SHORT EXERCISE: Gather, from the data below, each line in which the word "color" occurs.
===== DATA PROVIDED =====
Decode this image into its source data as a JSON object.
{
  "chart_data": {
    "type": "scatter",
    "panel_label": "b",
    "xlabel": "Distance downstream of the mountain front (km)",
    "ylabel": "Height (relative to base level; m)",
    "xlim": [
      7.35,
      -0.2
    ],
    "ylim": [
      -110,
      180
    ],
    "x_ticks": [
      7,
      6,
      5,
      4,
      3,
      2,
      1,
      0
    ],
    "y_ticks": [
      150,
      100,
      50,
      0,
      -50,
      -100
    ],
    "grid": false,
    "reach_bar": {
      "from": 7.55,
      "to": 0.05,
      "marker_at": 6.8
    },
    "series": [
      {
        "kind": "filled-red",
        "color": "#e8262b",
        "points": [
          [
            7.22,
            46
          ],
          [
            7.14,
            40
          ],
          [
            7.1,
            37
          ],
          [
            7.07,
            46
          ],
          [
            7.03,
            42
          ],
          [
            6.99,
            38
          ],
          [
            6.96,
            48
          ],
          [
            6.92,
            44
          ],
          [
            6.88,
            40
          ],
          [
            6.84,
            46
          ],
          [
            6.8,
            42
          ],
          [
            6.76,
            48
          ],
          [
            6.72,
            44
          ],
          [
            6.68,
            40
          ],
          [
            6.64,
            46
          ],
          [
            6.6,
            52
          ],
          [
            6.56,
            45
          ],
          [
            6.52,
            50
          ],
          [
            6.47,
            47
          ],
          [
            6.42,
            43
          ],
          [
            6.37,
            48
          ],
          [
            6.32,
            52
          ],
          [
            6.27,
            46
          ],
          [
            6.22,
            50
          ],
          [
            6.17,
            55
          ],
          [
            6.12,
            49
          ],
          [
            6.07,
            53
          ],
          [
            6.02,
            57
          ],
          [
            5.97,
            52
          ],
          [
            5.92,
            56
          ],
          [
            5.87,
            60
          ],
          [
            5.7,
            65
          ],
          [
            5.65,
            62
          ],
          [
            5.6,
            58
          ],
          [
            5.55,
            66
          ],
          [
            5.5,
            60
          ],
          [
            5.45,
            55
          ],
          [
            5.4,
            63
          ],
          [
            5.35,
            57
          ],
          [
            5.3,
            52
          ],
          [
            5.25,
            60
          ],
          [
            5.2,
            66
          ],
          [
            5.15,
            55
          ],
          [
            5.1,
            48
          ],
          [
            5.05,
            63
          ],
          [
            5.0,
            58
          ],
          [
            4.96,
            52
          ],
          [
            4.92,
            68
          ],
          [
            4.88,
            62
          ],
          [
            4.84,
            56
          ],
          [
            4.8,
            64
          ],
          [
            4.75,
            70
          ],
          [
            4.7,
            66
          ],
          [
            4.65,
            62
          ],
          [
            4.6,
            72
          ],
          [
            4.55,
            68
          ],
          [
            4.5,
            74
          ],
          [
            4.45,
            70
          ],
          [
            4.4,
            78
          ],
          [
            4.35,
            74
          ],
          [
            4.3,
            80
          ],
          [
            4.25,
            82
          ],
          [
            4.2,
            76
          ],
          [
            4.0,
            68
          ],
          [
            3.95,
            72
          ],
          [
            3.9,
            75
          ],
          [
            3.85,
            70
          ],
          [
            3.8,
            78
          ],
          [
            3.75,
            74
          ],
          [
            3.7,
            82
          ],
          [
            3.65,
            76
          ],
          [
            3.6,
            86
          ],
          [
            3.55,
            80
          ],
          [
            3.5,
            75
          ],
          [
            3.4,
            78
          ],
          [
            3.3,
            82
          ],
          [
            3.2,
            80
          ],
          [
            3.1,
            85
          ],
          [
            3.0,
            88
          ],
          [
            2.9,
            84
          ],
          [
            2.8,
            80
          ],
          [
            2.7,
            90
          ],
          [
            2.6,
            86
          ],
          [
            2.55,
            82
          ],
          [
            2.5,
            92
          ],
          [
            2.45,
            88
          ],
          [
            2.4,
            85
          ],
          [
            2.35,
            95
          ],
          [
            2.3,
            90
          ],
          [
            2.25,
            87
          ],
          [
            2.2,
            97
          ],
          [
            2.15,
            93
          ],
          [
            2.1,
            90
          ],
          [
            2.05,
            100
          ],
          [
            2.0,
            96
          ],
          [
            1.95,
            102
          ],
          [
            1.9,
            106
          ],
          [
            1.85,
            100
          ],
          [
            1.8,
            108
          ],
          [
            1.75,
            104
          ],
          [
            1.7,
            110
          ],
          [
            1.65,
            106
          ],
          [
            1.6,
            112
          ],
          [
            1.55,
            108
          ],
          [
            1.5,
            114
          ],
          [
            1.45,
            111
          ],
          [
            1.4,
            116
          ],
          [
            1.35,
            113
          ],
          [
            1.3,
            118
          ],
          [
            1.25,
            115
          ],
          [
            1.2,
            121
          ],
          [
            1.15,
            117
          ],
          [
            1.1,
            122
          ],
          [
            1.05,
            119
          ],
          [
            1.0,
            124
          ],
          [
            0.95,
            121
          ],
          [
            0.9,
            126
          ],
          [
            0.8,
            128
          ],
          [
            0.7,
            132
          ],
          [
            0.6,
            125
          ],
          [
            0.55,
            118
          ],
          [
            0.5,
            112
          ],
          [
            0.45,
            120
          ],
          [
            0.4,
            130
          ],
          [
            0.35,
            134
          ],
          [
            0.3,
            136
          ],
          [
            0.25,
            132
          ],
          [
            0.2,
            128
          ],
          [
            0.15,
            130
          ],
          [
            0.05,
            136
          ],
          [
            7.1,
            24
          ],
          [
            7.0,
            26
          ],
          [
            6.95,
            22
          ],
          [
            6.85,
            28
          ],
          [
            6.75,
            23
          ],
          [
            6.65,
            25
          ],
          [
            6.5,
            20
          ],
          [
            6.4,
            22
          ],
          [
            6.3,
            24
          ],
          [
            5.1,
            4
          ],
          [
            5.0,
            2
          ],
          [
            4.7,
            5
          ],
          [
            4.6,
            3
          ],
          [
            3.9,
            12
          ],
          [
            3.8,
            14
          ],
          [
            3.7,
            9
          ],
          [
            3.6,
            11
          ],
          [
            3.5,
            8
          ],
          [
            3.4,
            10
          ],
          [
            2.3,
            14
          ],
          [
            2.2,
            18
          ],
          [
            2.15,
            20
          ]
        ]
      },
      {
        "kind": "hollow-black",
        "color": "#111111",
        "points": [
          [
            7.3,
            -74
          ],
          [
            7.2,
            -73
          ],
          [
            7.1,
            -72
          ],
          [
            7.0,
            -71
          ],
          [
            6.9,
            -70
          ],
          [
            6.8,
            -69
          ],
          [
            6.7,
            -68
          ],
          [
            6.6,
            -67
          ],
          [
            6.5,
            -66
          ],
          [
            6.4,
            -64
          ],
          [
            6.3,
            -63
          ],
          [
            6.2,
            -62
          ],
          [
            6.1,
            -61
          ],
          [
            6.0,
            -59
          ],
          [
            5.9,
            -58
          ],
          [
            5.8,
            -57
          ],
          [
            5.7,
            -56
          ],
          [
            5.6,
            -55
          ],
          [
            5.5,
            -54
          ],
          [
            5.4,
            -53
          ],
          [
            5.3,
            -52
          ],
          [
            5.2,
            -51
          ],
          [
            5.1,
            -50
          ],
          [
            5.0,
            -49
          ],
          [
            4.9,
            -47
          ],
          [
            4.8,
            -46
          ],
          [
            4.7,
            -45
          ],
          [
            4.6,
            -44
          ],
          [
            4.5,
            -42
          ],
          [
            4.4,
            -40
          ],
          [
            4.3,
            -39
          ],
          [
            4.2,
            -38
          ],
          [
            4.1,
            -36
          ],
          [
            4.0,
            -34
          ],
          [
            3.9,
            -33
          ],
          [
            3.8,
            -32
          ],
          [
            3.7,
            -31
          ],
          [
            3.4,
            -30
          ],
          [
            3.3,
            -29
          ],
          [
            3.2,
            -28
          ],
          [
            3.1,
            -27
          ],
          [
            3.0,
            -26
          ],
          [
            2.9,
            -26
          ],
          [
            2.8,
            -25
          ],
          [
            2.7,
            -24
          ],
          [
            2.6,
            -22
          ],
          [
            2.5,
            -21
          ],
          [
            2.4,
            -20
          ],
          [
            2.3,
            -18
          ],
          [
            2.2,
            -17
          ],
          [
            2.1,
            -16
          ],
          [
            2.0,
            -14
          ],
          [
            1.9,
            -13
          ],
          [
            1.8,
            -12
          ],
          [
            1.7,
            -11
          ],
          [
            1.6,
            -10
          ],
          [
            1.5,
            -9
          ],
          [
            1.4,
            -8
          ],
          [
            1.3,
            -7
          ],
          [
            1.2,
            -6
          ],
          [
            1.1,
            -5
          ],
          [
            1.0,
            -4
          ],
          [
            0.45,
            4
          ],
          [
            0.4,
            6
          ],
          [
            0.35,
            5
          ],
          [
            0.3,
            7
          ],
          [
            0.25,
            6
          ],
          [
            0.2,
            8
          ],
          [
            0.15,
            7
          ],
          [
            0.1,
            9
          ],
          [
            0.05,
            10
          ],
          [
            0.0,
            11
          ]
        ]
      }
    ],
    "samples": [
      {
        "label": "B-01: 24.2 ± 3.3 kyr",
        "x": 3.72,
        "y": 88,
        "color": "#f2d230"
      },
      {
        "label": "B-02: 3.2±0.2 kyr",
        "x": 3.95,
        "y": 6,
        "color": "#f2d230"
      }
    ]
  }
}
=====
ANSWER TO THE PROBLEM:
        "color": "#e8262b",
        "color": "#111111",
        "color": "#f2d230"
        "color": "#f2d230"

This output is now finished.